[Page text]

========================================

Treatment with CYP, RTX, or BTZ was effective in this cohort of CIN refractory to first-line treatment. The strength of this study is that we explored a large cohort of CIN patients. All patients analyzed in this study were refractory to first- and second-line treatments; 85% of these CIN patients showed therapeutic response to CYP, RTX, and BTZ. Early treatment with CYP, RTX, and BTZ improved the long-term outcomes compared with treatment later than 24 months after diagnosis.

Our whole cohort is comparable with other international CIN cohorts.21,27,28 Only disease duration was somewhat shorter in our cohort than in the Italian cohorts.21 Our ratio of 1.48 therapy regimens per patient is similar to the study of Cocito et al.29 However, our cohort is unique in their form. There are cohorts that were also treated with RTX and CYP in combination, but none that included BTZ.

========================================

[Dataset excerpts]
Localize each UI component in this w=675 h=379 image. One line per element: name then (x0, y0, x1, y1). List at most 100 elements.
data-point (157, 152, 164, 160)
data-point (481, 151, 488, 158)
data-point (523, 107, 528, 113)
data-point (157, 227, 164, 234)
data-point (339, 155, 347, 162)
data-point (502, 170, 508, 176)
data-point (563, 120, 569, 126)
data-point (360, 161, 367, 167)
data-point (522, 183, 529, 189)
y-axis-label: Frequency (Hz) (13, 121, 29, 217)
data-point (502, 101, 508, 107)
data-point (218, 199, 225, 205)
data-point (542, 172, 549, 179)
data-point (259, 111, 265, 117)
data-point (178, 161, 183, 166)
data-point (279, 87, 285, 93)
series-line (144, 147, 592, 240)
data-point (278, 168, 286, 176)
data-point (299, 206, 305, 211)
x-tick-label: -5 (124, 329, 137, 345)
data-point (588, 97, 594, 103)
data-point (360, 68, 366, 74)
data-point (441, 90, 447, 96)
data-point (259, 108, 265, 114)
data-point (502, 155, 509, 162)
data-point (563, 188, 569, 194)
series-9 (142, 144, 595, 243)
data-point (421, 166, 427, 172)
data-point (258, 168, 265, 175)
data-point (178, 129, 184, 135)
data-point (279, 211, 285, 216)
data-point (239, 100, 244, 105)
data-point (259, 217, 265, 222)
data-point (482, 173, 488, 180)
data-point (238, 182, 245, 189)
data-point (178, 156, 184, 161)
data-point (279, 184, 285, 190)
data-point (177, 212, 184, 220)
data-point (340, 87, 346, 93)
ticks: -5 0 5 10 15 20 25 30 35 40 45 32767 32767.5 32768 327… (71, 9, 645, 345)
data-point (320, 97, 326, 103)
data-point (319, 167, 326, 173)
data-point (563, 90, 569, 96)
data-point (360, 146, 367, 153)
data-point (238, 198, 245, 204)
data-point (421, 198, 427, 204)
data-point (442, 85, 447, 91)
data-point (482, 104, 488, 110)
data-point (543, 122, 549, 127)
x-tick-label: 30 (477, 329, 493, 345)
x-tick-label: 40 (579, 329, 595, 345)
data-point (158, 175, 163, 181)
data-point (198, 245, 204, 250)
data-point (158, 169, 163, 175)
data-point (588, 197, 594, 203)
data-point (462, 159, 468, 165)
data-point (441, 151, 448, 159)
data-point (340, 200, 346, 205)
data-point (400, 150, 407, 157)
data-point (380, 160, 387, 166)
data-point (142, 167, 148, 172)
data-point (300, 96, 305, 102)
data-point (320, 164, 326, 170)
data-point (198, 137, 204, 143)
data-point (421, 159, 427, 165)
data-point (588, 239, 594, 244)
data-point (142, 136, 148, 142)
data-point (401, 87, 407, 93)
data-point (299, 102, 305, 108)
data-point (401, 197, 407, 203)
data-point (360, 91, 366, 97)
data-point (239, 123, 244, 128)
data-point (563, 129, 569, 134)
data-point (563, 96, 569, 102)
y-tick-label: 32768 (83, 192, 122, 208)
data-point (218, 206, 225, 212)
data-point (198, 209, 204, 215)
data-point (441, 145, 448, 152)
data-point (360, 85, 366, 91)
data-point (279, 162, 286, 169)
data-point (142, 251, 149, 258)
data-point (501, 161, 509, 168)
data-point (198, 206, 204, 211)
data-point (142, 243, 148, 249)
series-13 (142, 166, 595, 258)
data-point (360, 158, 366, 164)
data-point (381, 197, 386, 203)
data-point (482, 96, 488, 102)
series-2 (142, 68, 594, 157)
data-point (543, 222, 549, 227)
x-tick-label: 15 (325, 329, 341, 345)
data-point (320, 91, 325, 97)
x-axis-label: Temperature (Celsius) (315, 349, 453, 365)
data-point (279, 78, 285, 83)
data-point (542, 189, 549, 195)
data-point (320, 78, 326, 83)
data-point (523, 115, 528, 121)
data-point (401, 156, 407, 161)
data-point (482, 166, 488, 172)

========================================

[Directions]
1. In the text on CIN treatment, what percentage of the refractory patients showed a therapeutic response to CYP, RTX, and BTZ?
2. From the text on CIN treatment, extract the passage starting at "Treatment with CYP, RTX, or" and ending at "24 months after diagnosis.".
3. Write the next part of the text on CIN treatment, picking up after its last sentence.

[Task-by-task results]
1. 85%

2.
Treatment with CYP, RTX, or BTZ was effective in this cohort of CIN refractory to first-line treatment. The strength of this study is that we explored a large cohort of CIN patients. All patients analyzed in this study were refractory to first- and second-line treatments; 85% of these CIN patients showed therapeutic response to CYP, RTX, and BTZ. Early treatment with CYP, RTX, and BTZ improved the long-term outcomes compared with treatment later than 24 months after diagnosis.

3.
An important aspect of our cohort is that RTX was used in a low-dose treatment regimen (500–1000 mg every 6–12 months depending on CD19 cell depletion), different to what is used in rheumatological conditions. Dosing of RTX is discussed frequently, and some studies show that lower dosing of RTX depending on CD19 depletion results in similar effectiveness with fewer side effects like infections.3032

In our cohort, 26.5% of patients needed a therapy beyond the usual immunosuppressants. As expected, the patients receiving therapy with CYP, RTX, and/or BTZ were severely affected. However, it is noteworthy that these patients already had a more severe disability, measured as worse INCAT-ODSS and mRS values when initially diagnosed. Interestingly, patients receiving therapy with CYP, RTX, and/or BTZ more often had aCIDP or MADSAM than the remaining patients.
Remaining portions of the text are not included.